## Challenge
Pick out each line with the word "Flow" from the material that follows.

## The records
........
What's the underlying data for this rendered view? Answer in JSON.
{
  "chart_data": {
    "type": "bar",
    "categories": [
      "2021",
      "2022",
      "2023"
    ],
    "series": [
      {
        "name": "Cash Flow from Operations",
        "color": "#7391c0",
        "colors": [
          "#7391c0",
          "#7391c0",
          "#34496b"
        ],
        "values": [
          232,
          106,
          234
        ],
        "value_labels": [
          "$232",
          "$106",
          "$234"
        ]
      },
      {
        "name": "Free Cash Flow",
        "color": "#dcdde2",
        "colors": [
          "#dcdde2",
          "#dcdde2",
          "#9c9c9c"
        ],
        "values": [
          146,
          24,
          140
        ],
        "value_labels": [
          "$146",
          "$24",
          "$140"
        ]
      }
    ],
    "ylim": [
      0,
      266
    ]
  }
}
........
## Final answer
        "name": "Cash Flow from Operations",
        "name": "Free Cash Flow",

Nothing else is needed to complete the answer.